_WHAT IS REQUIRED_
How many lines in these records hold the string "PUBLISHING"? Reply with the number alone.

################

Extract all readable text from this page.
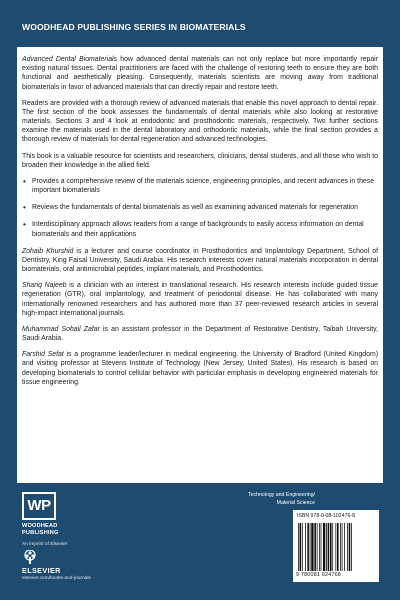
WOODHEAD PUBLISHING SERIES IN BIOMATERIALS

Advanced Dental Biomaterials how advanced dental materials can not only replace but more importantly repair existing natural tissues. Dental practitioners are faced with the challenge of restoring teeth to ensure they are both functional and aesthetically pleasing. Consequently, materials scientists are moving away from traditional biomaterials in favor of advanced materials that can directly repair and restore teeth.

Readers are provided with a thorough review of advanced materials that enable this novel approach to dental repair. The first section of the book assesses the fundamentals of dental materials while also looking at restorative materials. Sections 3 and 4 look at endodontic and prosthodontic materials, respectively. Two further sections examine the materials used in the dental laboratory and orthodontic materials, while the final section provides a thorough review of materials for dental regeneration and advanced technologies.

This book is a valuable resource for scientists and researchers, clinicians, dental students, and all those who wish to broaden their knowledge in the allied field.

• Provides a comprehensive review of the materials science, engineering principles, and recent advances in these important biomaterials
• Reviews the fundamentals of dental biomaterials as well as examining advanced materials for regeneration
• Interdisciplinary approach allows readers from a range of backgrounds to easily access information on dental biomaterials and their applications

Zohaib Khurshid is a lecturer and course coordinator in Prosthodontics and Implantology Department, School of Dentistry, King Faisal University, Saudi Arabia. His research interests cover natural materials incorporation in dental biomaterials, oral antimicrobial peptides, implant materials, and Prosthodontics.

Shariq Najeeb is a clinician with an interest in translational research. His research interests include guided tissue regeneration (GTR), oral implantology, and treatment of periodontal disease. He has collaborated with many internationally renowned researchers and has authored more than 37 peer-reviewed research articles in several high-impact international journals.

Muhammad Sohail Zafar is an assistant professor in the Department of Restorative Dentistry, Taibah University, Saudi Arabia.

Farshid Sefat is a programme leader/lecturer in medical engineering, the University of Bradford (United Kingdom) and visiting professor at Stevens Institute of Technology (New Jersey, United States). His research is based on developing biomaterials to control cellular behavior with particular emphasis in developing engineered materials for tissue engineering.

WP
WOODHEAD
PUBLISHING
An imprint of Elsevier
ELSEVIER
elsevier.com/books-and-journals
Technology and Engineering/
Material Science
ISBN 978-0-08-102476-8
9 780081 024768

################

_RESPONSE_
2